[Dataset items]
□ □ □ □ □ □ □
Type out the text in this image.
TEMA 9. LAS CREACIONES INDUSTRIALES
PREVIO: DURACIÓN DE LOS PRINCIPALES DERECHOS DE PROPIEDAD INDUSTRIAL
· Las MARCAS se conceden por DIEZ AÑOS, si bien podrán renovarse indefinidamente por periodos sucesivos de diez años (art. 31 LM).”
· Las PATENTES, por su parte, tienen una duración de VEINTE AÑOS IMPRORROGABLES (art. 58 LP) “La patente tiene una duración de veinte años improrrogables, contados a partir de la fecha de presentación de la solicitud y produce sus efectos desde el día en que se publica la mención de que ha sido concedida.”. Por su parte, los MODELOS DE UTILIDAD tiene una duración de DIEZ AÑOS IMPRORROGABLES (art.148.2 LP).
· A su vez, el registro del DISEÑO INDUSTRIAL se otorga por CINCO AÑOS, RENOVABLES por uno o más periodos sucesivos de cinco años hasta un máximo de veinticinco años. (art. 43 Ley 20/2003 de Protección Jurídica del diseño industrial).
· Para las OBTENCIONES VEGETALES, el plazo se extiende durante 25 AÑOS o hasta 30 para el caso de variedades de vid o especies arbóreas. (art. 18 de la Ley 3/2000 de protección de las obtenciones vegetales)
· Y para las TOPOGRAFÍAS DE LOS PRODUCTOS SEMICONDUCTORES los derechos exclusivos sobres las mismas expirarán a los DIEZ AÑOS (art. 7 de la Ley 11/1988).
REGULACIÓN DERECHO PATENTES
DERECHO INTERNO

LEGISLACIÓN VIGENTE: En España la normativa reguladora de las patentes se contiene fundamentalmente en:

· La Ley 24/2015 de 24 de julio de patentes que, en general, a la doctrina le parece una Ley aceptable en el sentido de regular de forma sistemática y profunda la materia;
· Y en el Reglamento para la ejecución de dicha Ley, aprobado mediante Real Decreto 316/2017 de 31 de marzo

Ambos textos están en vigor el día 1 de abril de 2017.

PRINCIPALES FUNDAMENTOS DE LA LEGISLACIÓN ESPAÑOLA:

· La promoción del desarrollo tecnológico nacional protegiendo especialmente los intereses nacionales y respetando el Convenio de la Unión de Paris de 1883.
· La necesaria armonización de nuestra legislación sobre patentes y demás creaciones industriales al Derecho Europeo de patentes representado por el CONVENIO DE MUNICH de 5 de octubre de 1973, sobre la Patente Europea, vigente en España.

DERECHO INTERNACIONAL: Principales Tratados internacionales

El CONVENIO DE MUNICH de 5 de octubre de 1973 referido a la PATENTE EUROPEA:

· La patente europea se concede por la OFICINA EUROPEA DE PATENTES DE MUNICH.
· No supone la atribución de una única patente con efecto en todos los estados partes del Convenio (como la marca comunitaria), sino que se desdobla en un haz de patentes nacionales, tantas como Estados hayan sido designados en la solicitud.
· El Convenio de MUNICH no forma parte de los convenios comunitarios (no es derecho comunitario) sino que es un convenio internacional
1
□ □ □ □ □ □ □
** Your objective **
Every entry needs to be retyped exactly.

** Finished task **
Type out the text in this image.
TEMA 9. LAS CREACIONES INDUSTRIALES
PREVIO: DURACIÓN DE LOS PRINCIPALES DERECHOS DE PROPIEDAD INDUSTRIAL
· Las MARCAS se conceden por DIEZ AÑOS, si bien podrán renovarse indefinidamente por periodos sucesivos de diez años (art. 31 LM).”
· Las PATENTES, por su parte, tienen una duración de VEINTE AÑOS IMPRORROGABLES (art. 58 LP) “La patente tiene una duración de veinte años improrrogables, contados a partir de la fecha de presentación de la solicitud y produce sus efectos desde el día en que se publica la mención de que ha sido concedida.”. Por su parte, los MODELOS DE UTILIDAD tiene una duración de DIEZ AÑOS IMPRORROGABLES (art.148.2 LP).
· A su vez, el registro del DISEÑO INDUSTRIAL se otorga por CINCO AÑOS, RENOVABLES por uno o más periodos sucesivos de cinco años hasta un máximo de veinticinco años. (art. 43 Ley 20/2003 de Protección Jurídica del diseño industrial).
· Para las OBTENCIONES VEGETALES, el plazo se extiende durante 25 AÑOS o hasta 30 para el caso de variedades de vid o especies arbóreas. (art. 18 de la Ley 3/2000 de protección de las obtenciones vegetales)
· Y para las TOPOGRAFÍAS DE LOS PRODUCTOS SEMICONDUCTORES los derechos exclusivos sobres las mismas expirarán a los DIEZ AÑOS (art. 7 de la Ley 11/1988).
REGULACIÓN DERECHO PATENTES
DERECHO INTERNO

LEGISLACIÓN VIGENTE: En España la normativa reguladora de las patentes se contiene fundamentalmente en:

· La Ley 24/2015 de 24 de julio de patentes que, en general, a la doctrina le parece una Ley aceptable en el sentido de regular de forma sistemática y profunda la materia;
· Y en el Reglamento para la ejecución de dicha Ley, aprobado mediante Real Decreto 316/2017 de 31 de marzo

Ambos textos están en vigor el día 1 de abril de 2017.

PRINCIPALES FUNDAMENTOS DE LA LEGISLACIÓN ESPAÑOLA:

· La promoción del desarrollo tecnológico nacional protegiendo especialmente los intereses nacionales y respetando el Convenio de la Unión de Paris de 1883.
· La necesaria armonización de nuestra legislación sobre patentes y demás creaciones industriales al Derecho Europeo de patentes representado por el CONVENIO DE MUNICH de 5 de octubre de 1973, sobre la Patente Europea, vigente en España.

DERECHO INTERNACIONAL: Principales Tratados internacionales

El CONVENIO DE MUNICH de 5 de octubre de 1973 referido a la PATENTE EUROPEA:

· La patente europea se concede por la OFICINA EUROPEA DE PATENTES DE MUNICH.
· No supone la atribución de una única patente con efecto en todos los estados partes del Convenio (como la marca comunitaria), sino que se desdobla en un haz de patentes nacionales, tantas como Estados hayan sido designados en la solicitud.
· El Convenio de MUNICH no forma parte de los convenios comunitarios (no es derecho comunitario) sino que es un convenio internacional
1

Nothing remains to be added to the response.